Challenge:
Reproduce the listing word for word, leaving every picture behind.

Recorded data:

◆ ◆ ◆ ◆ ◆ ◆ ◆

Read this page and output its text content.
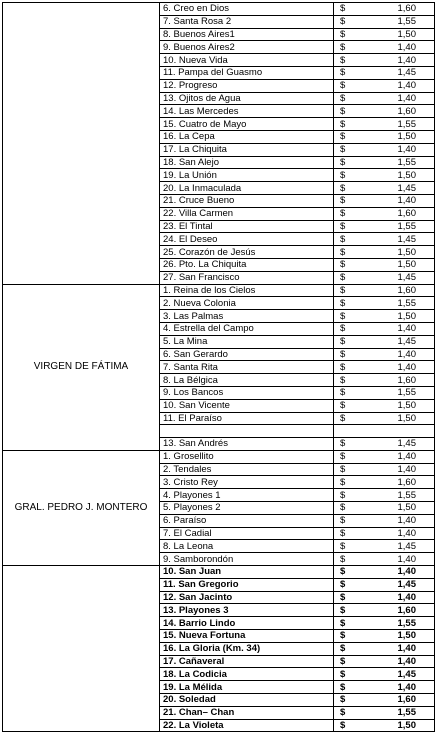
	6. Creo en Dios	$	1,60
	7. Santa Rosa 2	$	1,55
	8. Buenos Aires1	$	1,50
	9. Buenos Aires2	$	1,40
	10. Nueva Vida	$	1,40
	11. Pampa del Guasmo	$	1,45
	12. Progreso	$	1,40
	13. Ojitos de Agua	$	1,40
	14. Las Mercedes	$	1,60
	15. Cuatro de Mayo	$	1,55
	16. La Cepa	$	1,50
	17. La Chiquita	$	1,40
	18. San Alejo	$	1,55
	19. La Unión	$	1,50
	20. La Inmaculada	$	1,45
	21. Cruce Bueno	$	1,40
	22. Villa Carmen	$	1,60
	23. El Tintal	$	1,55
	24. El Deseo	$	1,45
	25. Corazón de Jesús	$	1,50
	26. Pto. La Chiquita	$	1,50
	27. San Francisco	$	1,45
VIRGEN DE FÁTIMA	1. Reina de los Cielos	$	1,60
	2. Nueva Colonia	$	1,55
	3. Las Palmas	$	1,50
	4. Estrella del Campo	$	1,40
	5. La Mina	$	1,45
	6. San Gerardo	$	1,40
	7. Santa Rita	$	1,40
	8. La Bélgica	$	1,60
	9. Los Bancos	$	1,55
	10. San Vicente	$	1,50
	11. El Paraíso	$	1,50

	13. San Andrés	$	1,45
GRAL. PEDRO J. MONTERO	1. Grosellito	$	1,40
	2. Tendales	$	1,40
	3. Cristo Rey	$	1,60
	4. Playones 1	$	1,55
	5. Playones 2	$	1,50
	6. Paraíso	$	1,40
	7. El Cadial	$	1,40
	8. La Leona	$	1,45
	9. Samborondón	$	1,40
	10. San Juan	$	1,40
	11. San Gregorio	$	1,45
	12. San Jacinto	$	1,40
	13. Playones 3	$	1,60
	14. Barrio Lindo	$	1,55
	15. Nueva Fortuna	$	1,50
	16. La Gloria (Km. 34)	$	1,40
	17. Cañaveral	$	1,40
	18. La Codicia	$	1,45
	19. La Mélida	$	1,40
	20. Soledad	$	1,60
	21. Chan– Chan	$	1,55
	22. La Violeta	$	1,50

◆ ◆ ◆ ◆ ◆ ◆ ◆

Response:
Read this page and output its text content.
	6. Creo en Dios	$	1,60
	7. Santa Rosa 2	$	1,55
	8. Buenos Aires1	$	1,50
	9. Buenos Aires2	$	1,40
	10. Nueva Vida	$	1,40
	11. Pampa del Guasmo	$	1,45
	12. Progreso	$	1,40
	13. Ojitos de Agua	$	1,40
	14. Las Mercedes	$	1,60
	15. Cuatro de Mayo	$	1,55
	16. La Cepa	$	1,50
	17. La Chiquita	$	1,40
	18. San Alejo	$	1,55
	19. La Unión	$	1,50
	20. La Inmaculada	$	1,45
	21. Cruce Bueno	$	1,40
	22. Villa Carmen	$	1,60
	23. El Tintal	$	1,55
	24. El Deseo	$	1,45
	25. Corazón de Jesús	$	1,50
	26. Pto. La Chiquita	$	1,50
	27. San Francisco	$	1,45
VIRGEN DE FÁTIMA	1. Reina de los Cielos	$	1,60
	2. Nueva Colonia	$	1,55
	3. Las Palmas	$	1,50
	4. Estrella del Campo	$	1,40
	5. La Mina	$	1,45
	6. San Gerardo	$	1,40
	7. Santa Rita	$	1,40
	8. La Bélgica	$	1,60
	9. Los Bancos	$	1,55
	10. San Vicente	$	1,50
	11. El Paraíso	$	1,50

	13. San Andrés	$	1,45
GRAL. PEDRO J. MONTERO	1. Grosellito	$	1,40
	2. Tendales	$	1,40
	3. Cristo Rey	$	1,60
	4. Playones 1	$	1,55
	5. Playones 2	$	1,50
	6. Paraíso	$	1,40
	7. El Cadial	$	1,40
	8. La Leona	$	1,45
	9. Samborondón	$	1,40
	10. San Juan	$	1,40
	11. San Gregorio	$	1,45
	12. San Jacinto	$	1,40
	13. Playones 3	$	1,60
	14. Barrio Lindo	$	1,55
	15. Nueva Fortuna	$	1,50
	16. La Gloria (Km. 34)	$	1,40
	17. Cañaveral	$	1,40
	18. La Codicia	$	1,45
	19. La Mélida	$	1,40
	20. Soledad	$	1,60
	21. Chan– Chan	$	1,55
	22. La Violeta	$	1,50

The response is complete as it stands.